Items =

+++

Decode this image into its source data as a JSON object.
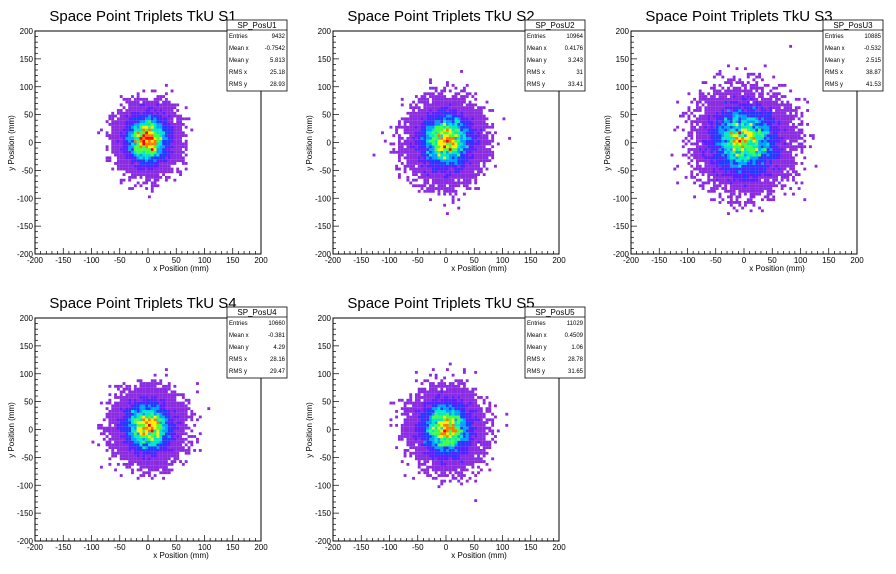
{
  "chart_data": [
    {
      "type": "heatmap",
      "title": "Space Point Triplets TkU S1",
      "xlabel": "x Position (mm)",
      "ylabel": "y Position (mm)",
      "xlim": [
        -200,
        200
      ],
      "ylim": [
        -200,
        200
      ],
      "xticks": [
        "-200",
        "-150",
        "-100",
        "-50",
        "0",
        "50",
        "100",
        "150",
        "200"
      ],
      "yticks": [
        "-200",
        "-150",
        "-100",
        "-50",
        "0",
        "50",
        "100",
        "150",
        "200"
      ],
      "stats": {
        "name": "SP_PosU1",
        "rows": [
          {
            "label": "Entries",
            "value": "9432"
          },
          {
            "label": "Mean x",
            "value": "-0.7542"
          },
          {
            "label": "Mean y",
            "value": "5.813"
          },
          {
            "label": "RMS x",
            "value": "25.18"
          },
          {
            "label": "RMS y",
            "value": "28.93"
          }
        ]
      },
      "distribution": {
        "mean_x": -0.7542,
        "mean_y": 5.813,
        "rms_x": 25.18,
        "rms_y": 28.93,
        "entries": 9432
      }
    },
    {
      "type": "heatmap",
      "title": "Space Point Triplets TkU S2",
      "xlabel": "x Position (mm)",
      "ylabel": "y Position (mm)",
      "xlim": [
        -200,
        200
      ],
      "ylim": [
        -200,
        200
      ],
      "xticks": [
        "-200",
        "-150",
        "-100",
        "-50",
        "0",
        "50",
        "100",
        "150",
        "200"
      ],
      "yticks": [
        "-200",
        "-150",
        "-100",
        "-50",
        "0",
        "50",
        "100",
        "150",
        "200"
      ],
      "stats": {
        "name": "SP_PosU2",
        "rows": [
          {
            "label": "Entries",
            "value": "10964"
          },
          {
            "label": "Mean x",
            "value": "0.4176"
          },
          {
            "label": "Mean y",
            "value": "3.243"
          },
          {
            "label": "RMS x",
            "value": "31"
          },
          {
            "label": "RMS y",
            "value": "33.41"
          }
        ]
      },
      "distribution": {
        "mean_x": 0.4176,
        "mean_y": 3.243,
        "rms_x": 31,
        "rms_y": 33.41,
        "entries": 10964
      }
    },
    {
      "type": "heatmap",
      "title": "Space Point Triplets TkU S3",
      "xlabel": "x Position (mm)",
      "ylabel": "y Position (mm)",
      "xlim": [
        -200,
        200
      ],
      "ylim": [
        -200,
        200
      ],
      "xticks": [
        "-200",
        "-150",
        "-100",
        "-50",
        "0",
        "50",
        "100",
        "150",
        "200"
      ],
      "yticks": [
        "-200",
        "-150",
        "-100",
        "-50",
        "0",
        "50",
        "100",
        "150",
        "200"
      ],
      "stats": {
        "name": "SP_PosU3",
        "rows": [
          {
            "label": "Entries",
            "value": "10885"
          },
          {
            "label": "Mean x",
            "value": "-0.532"
          },
          {
            "label": "Mean y",
            "value": "2.515"
          },
          {
            "label": "RMS x",
            "value": "38.87"
          },
          {
            "label": "RMS y",
            "value": "41.53"
          }
        ]
      },
      "distribution": {
        "mean_x": -0.532,
        "mean_y": 2.515,
        "rms_x": 38.87,
        "rms_y": 41.53,
        "entries": 10885
      }
    },
    {
      "type": "heatmap",
      "title": "Space Point Triplets TkU S4",
      "xlabel": "x Position (mm)",
      "ylabel": "y Position (mm)",
      "xlim": [
        -200,
        200
      ],
      "ylim": [
        -200,
        200
      ],
      "xticks": [
        "-200",
        "-150",
        "-100",
        "-50",
        "0",
        "50",
        "100",
        "150",
        "200"
      ],
      "yticks": [
        "-200",
        "-150",
        "-100",
        "-50",
        "0",
        "50",
        "100",
        "150",
        "200"
      ],
      "stats": {
        "name": "SP_PosU4",
        "rows": [
          {
            "label": "Entries",
            "value": "10660"
          },
          {
            "label": "Mean x",
            "value": "-0.381"
          },
          {
            "label": "Mean y",
            "value": "4.29"
          },
          {
            "label": "RMS x",
            "value": "28.16"
          },
          {
            "label": "RMS y",
            "value": "29.47"
          }
        ]
      },
      "distribution": {
        "mean_x": -0.381,
        "mean_y": 4.29,
        "rms_x": 28.16,
        "rms_y": 29.47,
        "entries": 10660
      }
    },
    {
      "type": "heatmap",
      "title": "Space Point Triplets TkU S5",
      "xlabel": "x Position (mm)",
      "ylabel": "y Position (mm)",
      "xlim": [
        -200,
        200
      ],
      "ylim": [
        -200,
        200
      ],
      "xticks": [
        "-200",
        "-150",
        "-100",
        "-50",
        "0",
        "50",
        "100",
        "150",
        "200"
      ],
      "yticks": [
        "-200",
        "-150",
        "-100",
        "-50",
        "0",
        "50",
        "100",
        "150",
        "200"
      ],
      "stats": {
        "name": "SP_PosU5",
        "rows": [
          {
            "label": "Entries",
            "value": "11029"
          },
          {
            "label": "Mean x",
            "value": "0.4509"
          },
          {
            "label": "Mean y",
            "value": "1.06"
          },
          {
            "label": "RMS x",
            "value": "28.78"
          },
          {
            "label": "RMS y",
            "value": "31.65"
          }
        ]
      },
      "distribution": {
        "mean_x": 0.4509,
        "mean_y": 1.06,
        "rms_x": 28.78,
        "rms_y": 31.65,
        "entries": 11029
      }
    }
  ],
  "colors": {
    "palette": [
      "#8a2be2",
      "#5a1eff",
      "#1e3cff",
      "#00a0ff",
      "#00e6c8",
      "#40ff40",
      "#ffee00",
      "#ff7800",
      "#ff0000"
    ]
  }
}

+++

What to produce = Go through the entries above and pull out each line with "title" in it.

Solution =
      "title": "Space Point Triplets TkU S1",
      "title": "Space Point Triplets TkU S2",
      "title": "Space Point Triplets TkU S3",
      "title": "Space Point Triplets TkU S4",
      "title": "Space Point Triplets TkU S5",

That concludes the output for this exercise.